| PROBLEM DETAILS |
Please pull out every line that includes the string "bosatt".

(Data entries)
****************

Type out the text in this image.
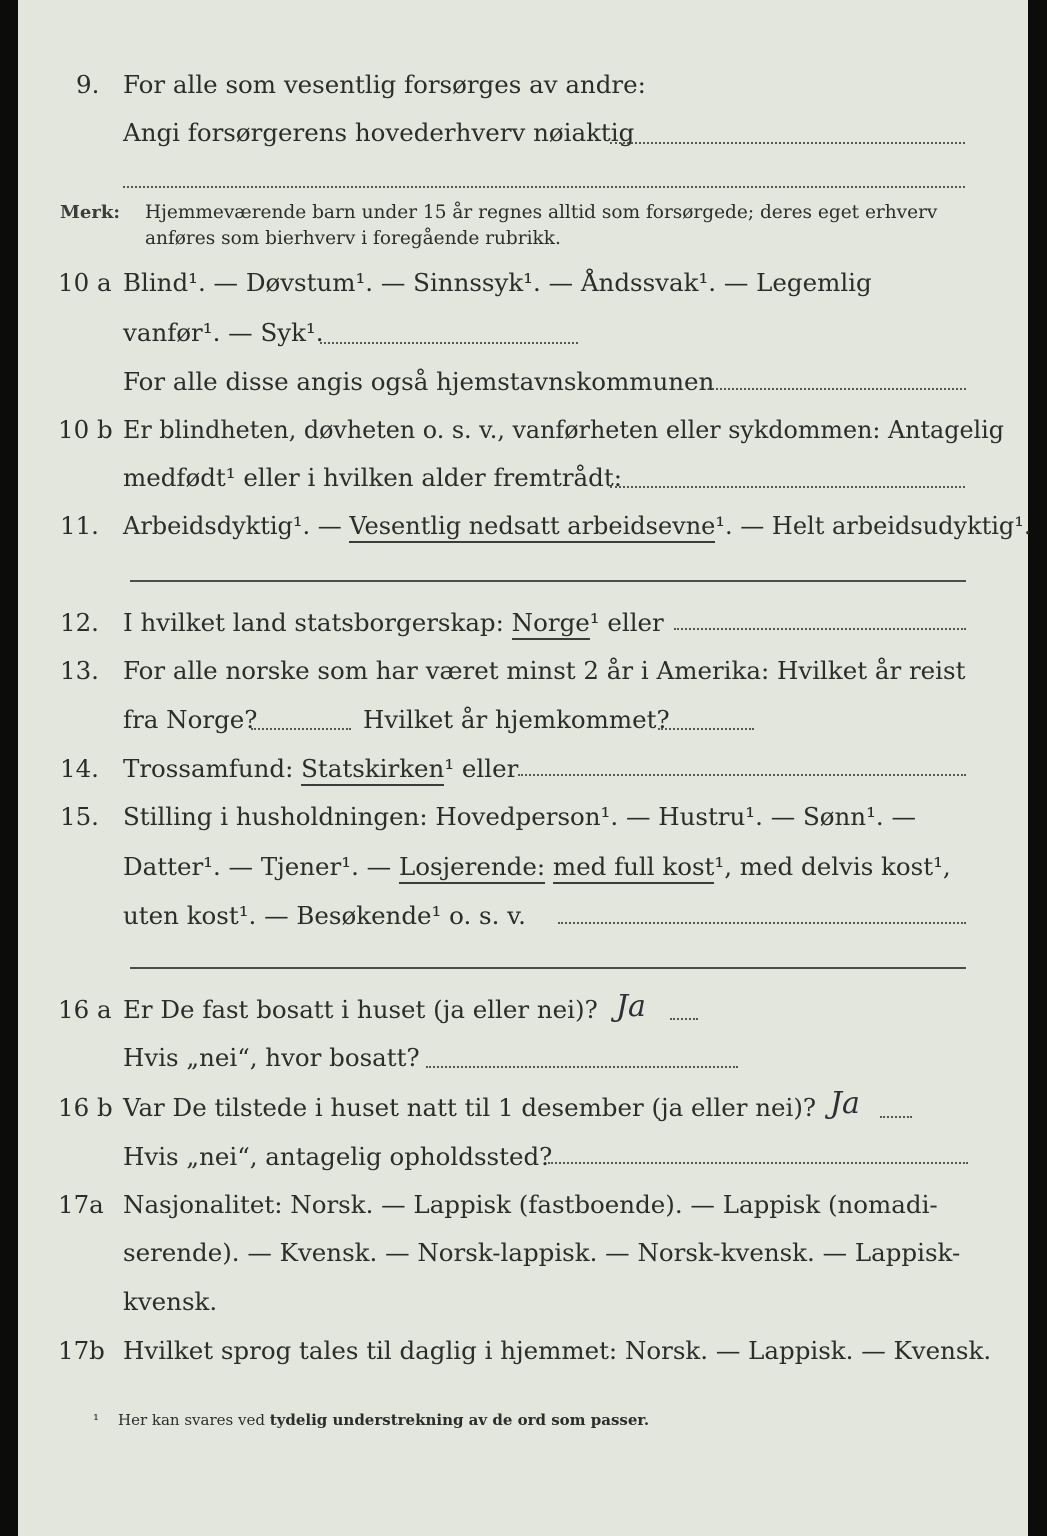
9. For alle som vesentlig forsørges av andre:
Angi forsørgerens hovederhverv nøiaktig
Merk: Hjemmeværende barn under 15 år regnes alltid som forsørgede; deres eget erhverv
anføres som bierhverv i foregående rubrikk.
10 a Blind¹. — Døvstum¹. — Sinnssyk¹. — Åndssvak¹. — Legemlig
vanfør¹. — Syk¹.
For alle disse angis også hjemstavnskommunen
10 b Er blindheten, døvheten o. s. v., vanførheten eller sykdommen: Antagelig
medfødt¹ eller i hvilken alder fremtrådt:
11. Arbeidsdyktig¹. — Vesentlig nedsatt arbeidsevne¹. — Helt arbeidsudyktig¹.
12. I hvilket land statsborgerskap: Norge¹ eller
13. For alle norske som har været minst 2 år i Amerika: Hvilket år reist
fra Norge?	Hvilket år hjemkommet?
14. Trossamfund: Statskirken¹ eller
15. Stilling i husholdningen: Hovedperson¹. — Hustru¹. — Sønn¹. —
Datter¹. — Tjener¹. — Losjerende: med full kost¹, med delvis kost¹,
uten kost¹. — Besøkende¹ o. s. v.
16 a Er De fast bosatt i huset (ja eller nei)? Ja
Hvis „nei“, hvor bosatt?
16 b Var De tilstede i huset natt til 1 desember (ja eller nei)? Ja
Hvis „nei“, antagelig opholdssted?
17a Nasjonalitet: Norsk. — Lappisk (fastboende). — Lappisk (nomadi-
serende). — Kvensk. — Norsk-lappisk. — Norsk-kvensk. — Lappisk-
kvensk.
17b Hvilket sprog tales til daglig i hjemmet: Norsk. — Lappisk. — Kvensk.
¹ Her kan svares ved tydelig understrekning av de ord som passer.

****************

| COMPLETE OUTPUT |
16 a Er De fast bosatt i huset (ja eller nei)? Ja
Hvis „nei“, hvor bosatt?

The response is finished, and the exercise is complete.